##### The records #####
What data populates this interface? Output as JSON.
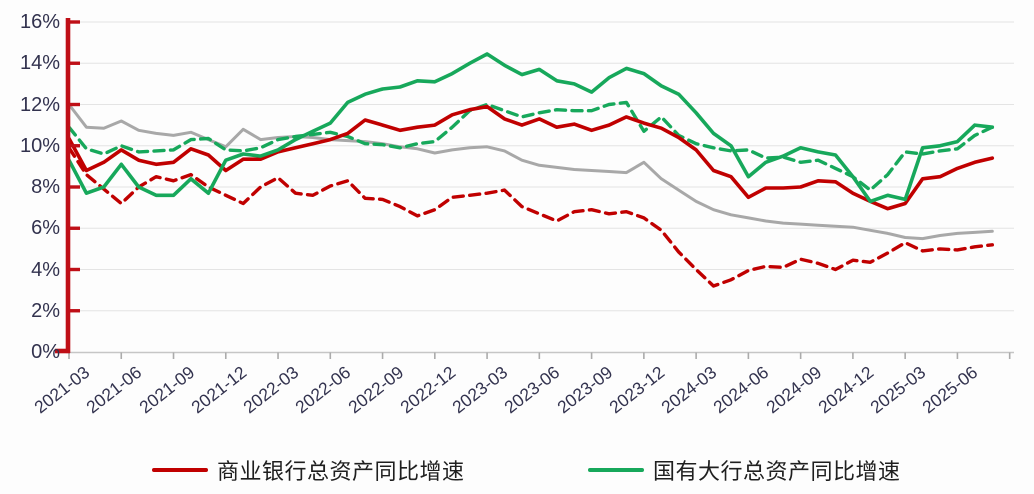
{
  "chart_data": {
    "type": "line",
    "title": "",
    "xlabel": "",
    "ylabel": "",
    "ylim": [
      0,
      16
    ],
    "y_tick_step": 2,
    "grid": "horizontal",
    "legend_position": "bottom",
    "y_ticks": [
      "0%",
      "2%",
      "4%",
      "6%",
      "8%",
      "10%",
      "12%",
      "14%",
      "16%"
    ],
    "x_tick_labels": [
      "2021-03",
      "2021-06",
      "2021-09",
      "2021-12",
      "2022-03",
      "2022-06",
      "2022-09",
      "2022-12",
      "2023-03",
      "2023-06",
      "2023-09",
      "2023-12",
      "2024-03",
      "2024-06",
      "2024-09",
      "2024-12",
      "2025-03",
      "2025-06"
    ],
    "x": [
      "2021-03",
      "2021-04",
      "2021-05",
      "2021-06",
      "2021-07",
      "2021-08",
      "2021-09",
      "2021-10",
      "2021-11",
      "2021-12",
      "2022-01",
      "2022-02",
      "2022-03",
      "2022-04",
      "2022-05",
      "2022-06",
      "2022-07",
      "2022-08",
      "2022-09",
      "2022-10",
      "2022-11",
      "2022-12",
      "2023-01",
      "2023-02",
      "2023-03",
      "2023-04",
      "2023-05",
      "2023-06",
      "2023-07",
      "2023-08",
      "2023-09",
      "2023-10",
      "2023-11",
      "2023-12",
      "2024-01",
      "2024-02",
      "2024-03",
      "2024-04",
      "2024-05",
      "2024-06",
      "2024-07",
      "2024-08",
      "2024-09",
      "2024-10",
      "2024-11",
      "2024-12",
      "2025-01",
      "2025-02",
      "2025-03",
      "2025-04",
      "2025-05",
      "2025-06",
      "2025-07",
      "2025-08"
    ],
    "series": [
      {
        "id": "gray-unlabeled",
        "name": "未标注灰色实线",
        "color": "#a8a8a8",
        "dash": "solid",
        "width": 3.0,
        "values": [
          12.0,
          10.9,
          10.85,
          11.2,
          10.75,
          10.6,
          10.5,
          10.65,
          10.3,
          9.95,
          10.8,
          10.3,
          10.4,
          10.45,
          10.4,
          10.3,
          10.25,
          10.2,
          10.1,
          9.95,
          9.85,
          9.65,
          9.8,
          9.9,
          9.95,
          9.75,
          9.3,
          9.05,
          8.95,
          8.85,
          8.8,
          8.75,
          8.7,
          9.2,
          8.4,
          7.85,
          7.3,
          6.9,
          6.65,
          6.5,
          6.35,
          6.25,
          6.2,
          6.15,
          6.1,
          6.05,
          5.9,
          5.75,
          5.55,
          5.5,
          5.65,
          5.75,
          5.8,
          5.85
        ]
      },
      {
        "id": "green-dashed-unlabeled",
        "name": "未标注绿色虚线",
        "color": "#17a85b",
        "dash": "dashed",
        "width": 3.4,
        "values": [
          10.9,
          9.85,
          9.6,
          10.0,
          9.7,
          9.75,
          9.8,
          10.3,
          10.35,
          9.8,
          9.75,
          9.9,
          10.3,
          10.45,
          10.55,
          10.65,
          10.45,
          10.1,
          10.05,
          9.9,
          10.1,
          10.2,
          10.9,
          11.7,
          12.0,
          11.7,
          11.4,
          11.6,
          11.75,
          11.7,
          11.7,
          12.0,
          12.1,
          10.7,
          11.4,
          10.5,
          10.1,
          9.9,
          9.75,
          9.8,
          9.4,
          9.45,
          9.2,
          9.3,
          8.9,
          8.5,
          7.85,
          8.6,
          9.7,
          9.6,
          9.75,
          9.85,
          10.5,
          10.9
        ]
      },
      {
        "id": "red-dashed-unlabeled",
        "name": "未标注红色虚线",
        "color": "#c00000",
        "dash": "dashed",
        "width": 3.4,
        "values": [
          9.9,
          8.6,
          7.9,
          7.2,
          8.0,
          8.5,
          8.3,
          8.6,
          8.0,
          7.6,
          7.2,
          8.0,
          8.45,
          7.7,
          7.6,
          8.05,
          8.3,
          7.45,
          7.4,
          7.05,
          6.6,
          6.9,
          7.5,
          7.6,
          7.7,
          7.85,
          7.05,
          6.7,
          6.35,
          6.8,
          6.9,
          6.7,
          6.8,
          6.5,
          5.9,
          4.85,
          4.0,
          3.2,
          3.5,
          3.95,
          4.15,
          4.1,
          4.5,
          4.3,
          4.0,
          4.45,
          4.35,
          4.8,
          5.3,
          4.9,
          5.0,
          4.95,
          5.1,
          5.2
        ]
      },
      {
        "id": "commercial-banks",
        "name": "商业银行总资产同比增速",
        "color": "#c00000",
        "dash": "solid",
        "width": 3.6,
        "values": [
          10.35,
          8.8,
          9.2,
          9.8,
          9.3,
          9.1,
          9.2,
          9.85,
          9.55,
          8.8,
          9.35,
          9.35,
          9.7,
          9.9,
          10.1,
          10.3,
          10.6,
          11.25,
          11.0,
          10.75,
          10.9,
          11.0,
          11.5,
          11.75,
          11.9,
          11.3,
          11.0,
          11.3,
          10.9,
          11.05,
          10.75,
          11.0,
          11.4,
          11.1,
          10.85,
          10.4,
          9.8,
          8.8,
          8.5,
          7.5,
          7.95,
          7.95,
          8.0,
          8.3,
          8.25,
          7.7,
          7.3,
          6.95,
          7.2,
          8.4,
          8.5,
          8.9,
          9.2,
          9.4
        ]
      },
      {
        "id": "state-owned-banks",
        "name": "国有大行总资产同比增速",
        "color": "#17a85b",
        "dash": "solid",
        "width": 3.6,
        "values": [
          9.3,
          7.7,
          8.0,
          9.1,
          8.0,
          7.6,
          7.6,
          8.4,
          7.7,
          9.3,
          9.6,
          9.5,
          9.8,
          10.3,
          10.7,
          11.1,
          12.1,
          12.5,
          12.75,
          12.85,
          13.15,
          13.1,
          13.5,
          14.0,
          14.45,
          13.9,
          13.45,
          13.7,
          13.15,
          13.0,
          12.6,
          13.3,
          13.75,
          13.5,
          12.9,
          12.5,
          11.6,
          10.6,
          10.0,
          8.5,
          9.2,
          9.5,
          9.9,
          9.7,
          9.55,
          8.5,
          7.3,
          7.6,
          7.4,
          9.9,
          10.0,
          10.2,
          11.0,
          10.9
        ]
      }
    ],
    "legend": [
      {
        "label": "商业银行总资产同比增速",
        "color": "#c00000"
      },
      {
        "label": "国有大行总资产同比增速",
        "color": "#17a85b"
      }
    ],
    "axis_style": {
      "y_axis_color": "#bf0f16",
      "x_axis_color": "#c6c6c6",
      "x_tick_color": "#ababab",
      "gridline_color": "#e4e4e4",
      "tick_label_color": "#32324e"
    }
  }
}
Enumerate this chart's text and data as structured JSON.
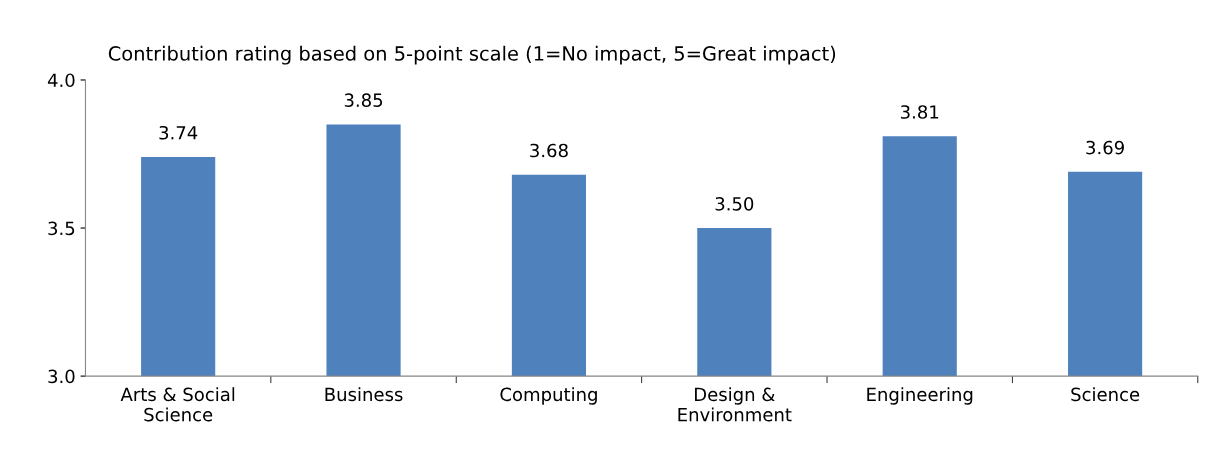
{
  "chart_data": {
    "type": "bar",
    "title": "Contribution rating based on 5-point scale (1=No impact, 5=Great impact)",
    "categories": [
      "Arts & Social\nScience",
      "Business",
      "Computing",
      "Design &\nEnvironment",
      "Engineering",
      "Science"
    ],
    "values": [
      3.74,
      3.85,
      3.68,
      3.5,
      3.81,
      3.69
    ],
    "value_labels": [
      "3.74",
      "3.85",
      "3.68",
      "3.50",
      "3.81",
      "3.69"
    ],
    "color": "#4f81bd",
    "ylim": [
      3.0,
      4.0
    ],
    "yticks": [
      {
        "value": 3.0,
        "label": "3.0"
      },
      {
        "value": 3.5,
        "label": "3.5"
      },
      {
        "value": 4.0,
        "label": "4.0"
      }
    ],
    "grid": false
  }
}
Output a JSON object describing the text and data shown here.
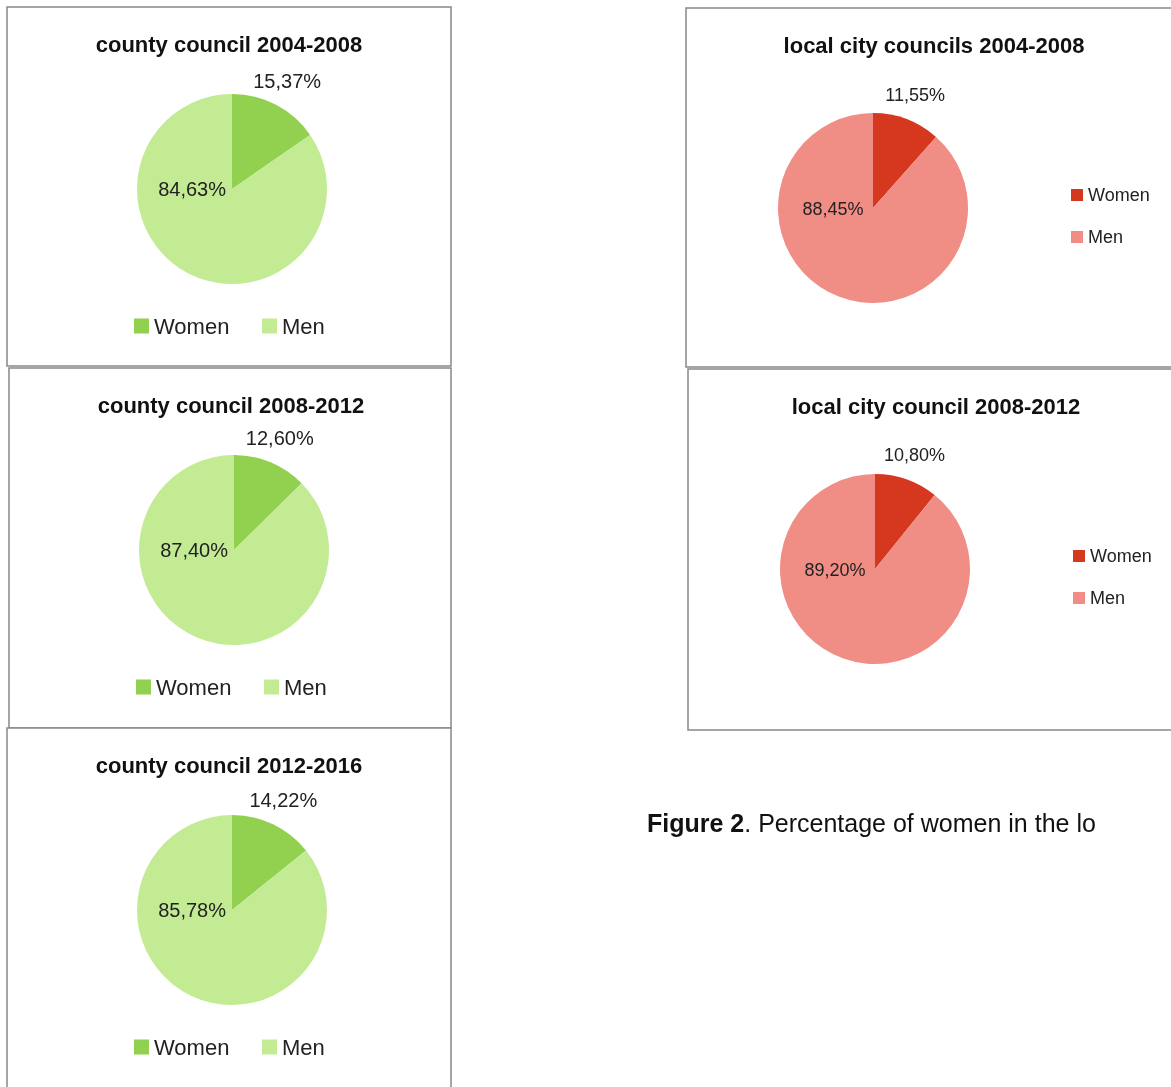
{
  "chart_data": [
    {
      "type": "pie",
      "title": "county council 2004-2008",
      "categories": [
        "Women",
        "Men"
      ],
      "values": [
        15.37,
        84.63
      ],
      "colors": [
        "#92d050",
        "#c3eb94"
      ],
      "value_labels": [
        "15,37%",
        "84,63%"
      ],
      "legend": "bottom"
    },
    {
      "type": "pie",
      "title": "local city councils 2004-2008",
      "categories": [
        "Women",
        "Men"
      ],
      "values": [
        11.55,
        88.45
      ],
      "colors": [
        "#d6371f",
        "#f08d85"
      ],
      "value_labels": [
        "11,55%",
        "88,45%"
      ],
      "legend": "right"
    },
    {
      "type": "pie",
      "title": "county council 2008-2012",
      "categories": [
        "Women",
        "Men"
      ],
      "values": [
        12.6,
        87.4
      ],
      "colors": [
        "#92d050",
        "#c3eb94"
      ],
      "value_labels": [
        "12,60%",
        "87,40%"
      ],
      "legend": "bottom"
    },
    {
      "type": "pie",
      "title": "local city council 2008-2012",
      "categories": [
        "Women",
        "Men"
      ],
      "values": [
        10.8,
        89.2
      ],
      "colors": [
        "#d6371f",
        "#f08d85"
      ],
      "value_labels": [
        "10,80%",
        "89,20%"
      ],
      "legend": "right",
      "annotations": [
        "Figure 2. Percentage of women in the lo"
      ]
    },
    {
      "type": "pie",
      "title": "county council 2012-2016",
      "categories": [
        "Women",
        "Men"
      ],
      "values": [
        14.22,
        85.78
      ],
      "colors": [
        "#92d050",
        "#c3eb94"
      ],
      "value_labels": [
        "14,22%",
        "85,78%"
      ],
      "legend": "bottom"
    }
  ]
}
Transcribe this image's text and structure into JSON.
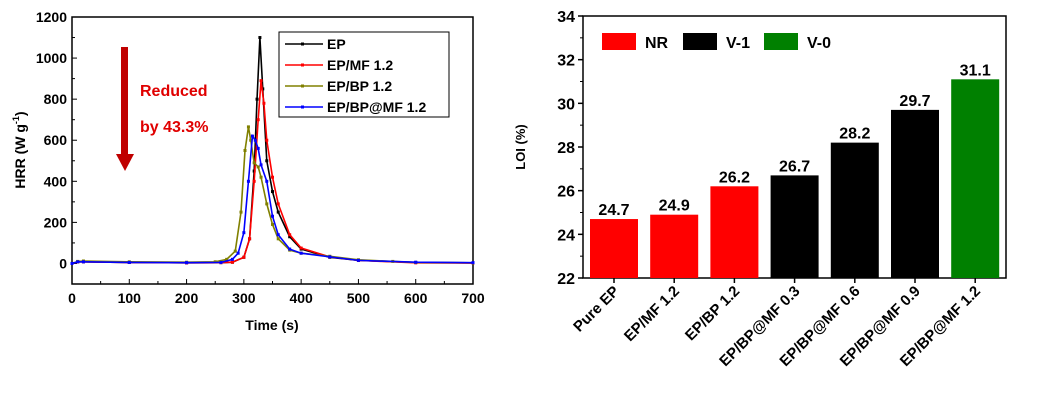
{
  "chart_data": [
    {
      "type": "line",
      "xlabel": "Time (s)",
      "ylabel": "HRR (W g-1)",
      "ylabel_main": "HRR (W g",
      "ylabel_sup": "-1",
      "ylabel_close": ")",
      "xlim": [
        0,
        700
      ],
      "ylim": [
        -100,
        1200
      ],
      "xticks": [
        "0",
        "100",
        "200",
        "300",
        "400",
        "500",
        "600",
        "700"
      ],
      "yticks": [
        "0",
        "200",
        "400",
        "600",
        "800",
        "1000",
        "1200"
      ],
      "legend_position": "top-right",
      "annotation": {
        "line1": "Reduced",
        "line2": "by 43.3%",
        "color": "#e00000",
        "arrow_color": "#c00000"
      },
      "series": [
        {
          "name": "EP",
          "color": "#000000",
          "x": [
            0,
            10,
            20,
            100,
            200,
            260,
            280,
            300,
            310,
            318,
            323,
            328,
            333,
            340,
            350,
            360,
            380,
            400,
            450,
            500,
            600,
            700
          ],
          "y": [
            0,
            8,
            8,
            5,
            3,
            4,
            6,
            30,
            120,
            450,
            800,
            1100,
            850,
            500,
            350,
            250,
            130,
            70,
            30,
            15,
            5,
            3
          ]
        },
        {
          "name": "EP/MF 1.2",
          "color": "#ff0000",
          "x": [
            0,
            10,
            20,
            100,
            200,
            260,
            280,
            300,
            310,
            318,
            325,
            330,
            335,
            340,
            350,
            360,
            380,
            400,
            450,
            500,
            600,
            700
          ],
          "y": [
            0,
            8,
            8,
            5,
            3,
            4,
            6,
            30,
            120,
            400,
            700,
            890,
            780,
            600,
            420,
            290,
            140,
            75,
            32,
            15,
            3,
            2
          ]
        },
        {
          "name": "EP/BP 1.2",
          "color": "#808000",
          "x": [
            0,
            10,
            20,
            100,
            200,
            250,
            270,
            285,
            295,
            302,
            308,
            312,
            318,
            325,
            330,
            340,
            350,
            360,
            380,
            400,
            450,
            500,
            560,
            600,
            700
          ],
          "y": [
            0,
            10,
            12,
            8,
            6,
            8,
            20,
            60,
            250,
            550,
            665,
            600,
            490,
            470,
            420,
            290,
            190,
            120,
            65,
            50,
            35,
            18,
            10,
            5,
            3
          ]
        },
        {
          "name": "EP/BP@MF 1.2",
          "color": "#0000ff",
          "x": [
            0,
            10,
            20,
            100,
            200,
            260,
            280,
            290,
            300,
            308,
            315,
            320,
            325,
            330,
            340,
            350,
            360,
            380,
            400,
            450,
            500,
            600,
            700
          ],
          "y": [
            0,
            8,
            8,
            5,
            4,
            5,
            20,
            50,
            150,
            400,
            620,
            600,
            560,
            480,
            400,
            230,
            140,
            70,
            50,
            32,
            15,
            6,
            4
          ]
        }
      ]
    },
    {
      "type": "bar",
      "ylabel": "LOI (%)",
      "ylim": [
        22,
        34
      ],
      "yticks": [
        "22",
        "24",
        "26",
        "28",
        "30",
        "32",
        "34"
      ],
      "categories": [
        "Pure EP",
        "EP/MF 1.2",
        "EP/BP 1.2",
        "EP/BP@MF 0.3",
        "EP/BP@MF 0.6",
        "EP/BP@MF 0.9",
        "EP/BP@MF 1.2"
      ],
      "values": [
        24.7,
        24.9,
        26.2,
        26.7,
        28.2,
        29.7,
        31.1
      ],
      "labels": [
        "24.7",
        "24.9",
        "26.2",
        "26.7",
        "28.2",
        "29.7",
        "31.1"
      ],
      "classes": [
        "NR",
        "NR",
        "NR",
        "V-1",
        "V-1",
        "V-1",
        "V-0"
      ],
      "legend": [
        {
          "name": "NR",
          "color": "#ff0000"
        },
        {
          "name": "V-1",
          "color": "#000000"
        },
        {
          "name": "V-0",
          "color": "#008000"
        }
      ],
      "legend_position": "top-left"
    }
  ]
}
#####
--- Task brief ---
Scan the material above. Return every line containing the string "unlabeled".

--- Answer for this exercise ---
        "id": "gray-unlabeled",
        "id": "green-dashed-unlabeled",
        "id": "red-dashed-unlabeled",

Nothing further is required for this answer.